What is expected
Reproduce every entry exactly.

Records shown
——

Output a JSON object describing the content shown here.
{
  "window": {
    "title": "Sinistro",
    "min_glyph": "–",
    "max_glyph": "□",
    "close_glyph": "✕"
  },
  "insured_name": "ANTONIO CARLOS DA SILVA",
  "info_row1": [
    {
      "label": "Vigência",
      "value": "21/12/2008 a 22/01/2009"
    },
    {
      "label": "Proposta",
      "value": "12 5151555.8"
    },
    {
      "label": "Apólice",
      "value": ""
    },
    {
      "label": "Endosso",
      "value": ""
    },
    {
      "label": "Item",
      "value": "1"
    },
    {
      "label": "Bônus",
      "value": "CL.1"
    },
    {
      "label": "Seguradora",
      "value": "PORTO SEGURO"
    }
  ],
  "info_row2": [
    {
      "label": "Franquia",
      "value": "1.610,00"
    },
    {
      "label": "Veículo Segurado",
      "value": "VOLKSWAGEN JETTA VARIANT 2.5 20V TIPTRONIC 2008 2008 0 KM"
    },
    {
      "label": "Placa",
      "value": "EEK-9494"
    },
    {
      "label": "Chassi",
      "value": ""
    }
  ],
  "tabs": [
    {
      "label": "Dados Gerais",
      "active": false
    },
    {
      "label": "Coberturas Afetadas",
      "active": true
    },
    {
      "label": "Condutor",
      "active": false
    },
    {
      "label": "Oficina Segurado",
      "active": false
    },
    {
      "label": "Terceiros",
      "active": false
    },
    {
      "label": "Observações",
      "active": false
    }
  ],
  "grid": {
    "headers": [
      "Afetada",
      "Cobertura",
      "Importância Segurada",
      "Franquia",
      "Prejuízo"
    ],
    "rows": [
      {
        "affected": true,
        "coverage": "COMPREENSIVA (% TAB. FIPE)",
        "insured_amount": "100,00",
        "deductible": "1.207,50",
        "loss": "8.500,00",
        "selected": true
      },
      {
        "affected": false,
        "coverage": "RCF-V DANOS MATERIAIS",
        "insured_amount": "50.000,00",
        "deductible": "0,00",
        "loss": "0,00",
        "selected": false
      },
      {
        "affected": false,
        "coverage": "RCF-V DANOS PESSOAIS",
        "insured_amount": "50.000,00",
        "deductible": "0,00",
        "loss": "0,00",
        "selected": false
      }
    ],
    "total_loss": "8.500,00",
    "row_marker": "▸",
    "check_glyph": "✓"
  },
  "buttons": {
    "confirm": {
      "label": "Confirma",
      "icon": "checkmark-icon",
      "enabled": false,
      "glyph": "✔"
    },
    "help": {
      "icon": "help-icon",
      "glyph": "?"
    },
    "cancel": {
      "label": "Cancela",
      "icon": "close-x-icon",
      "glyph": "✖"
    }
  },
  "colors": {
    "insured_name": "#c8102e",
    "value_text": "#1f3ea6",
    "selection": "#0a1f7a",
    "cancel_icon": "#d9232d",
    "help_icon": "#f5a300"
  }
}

——

Correct result
Output a JSON object describing the content shown here.
{
  "window": {
    "title": "Sinistro",
    "min_glyph": "–",
    "max_glyph": "□",
    "close_glyph": "✕"
  },
  "insured_name": "ANTONIO CARLOS DA SILVA",
  "info_row1": [
    {
      "label": "Vigência",
      "value": "21/12/2008 a 22/01/2009"
    },
    {
      "label": "Proposta",
      "value": "12 5151555.8"
    },
    {
      "label": "Apólice",
      "value": ""
    },
    {
      "label": "Endosso",
      "value": ""
    },
    {
      "label": "Item",
      "value": "1"
    },
    {
      "label": "Bônus",
      "value": "CL.1"
    },
    {
      "label": "Seguradora",
      "value": "PORTO SEGURO"
    }
  ],
  "info_row2": [
    {
      "label": "Franquia",
      "value": "1.610,00"
    },
    {
      "label": "Veículo Segurado",
      "value": "VOLKSWAGEN JETTA VARIANT 2.5 20V TIPTRONIC 2008 2008 0 KM"
    },
    {
      "label": "Placa",
      "value": "EEK-9494"
    },
    {
      "label": "Chassi",
      "value": ""
    }
  ],
  "tabs": [
    {
      "label": "Dados Gerais",
      "active": false
    },
    {
      "label": "Coberturas Afetadas",
      "active": true
    },
    {
      "label": "Condutor",
      "active": false
    },
    {
      "label": "Oficina Segurado",
      "active": false
    },
    {
      "label": "Terceiros",
      "active": false
    },
    {
      "label": "Observações",
      "active": false
    }
  ],
  "grid": {
    "headers": [
      "Afetada",
      "Cobertura",
      "Importância Segurada",
      "Franquia",
      "Prejuízo"
    ],
    "rows": [
      {
        "affected": true,
        "coverage": "COMPREENSIVA (% TAB. FIPE)",
        "insured_amount": "100,00",
        "deductible": "1.207,50",
        "loss": "8.500,00",
        "selected": true
      },
      {
        "affected": false,
        "coverage": "RCF-V DANOS MATERIAIS",
        "insured_amount": "50.000,00",
        "deductible": "0,00",
        "loss": "0,00",
        "selected": false
      },
      {
        "affected": false,
        "coverage": "RCF-V DANOS PESSOAIS",
        "insured_amount": "50.000,00",
        "deductible": "0,00",
        "loss": "0,00",
        "selected": false
      }
    ],
    "total_loss": "8.500,00",
    "row_marker": "▸",
    "check_glyph": "✓"
  },
  "buttons": {
    "confirm": {
      "label": "Confirma",
      "icon": "checkmark-icon",
      "enabled": false,
      "glyph": "✔"
    },
    "help": {
      "icon": "help-icon",
      "glyph": "?"
    },
    "cancel": {
      "label": "Cancela",
      "icon": "close-x-icon",
      "glyph": "✖"
    }
  },
  "colors": {
    "insured_name": "#c8102e",
    "value_text": "#1f3ea6",
    "selection": "#0a1f7a",
    "cancel_icon": "#d9232d",
    "help_icon": "#f5a300"
  }
}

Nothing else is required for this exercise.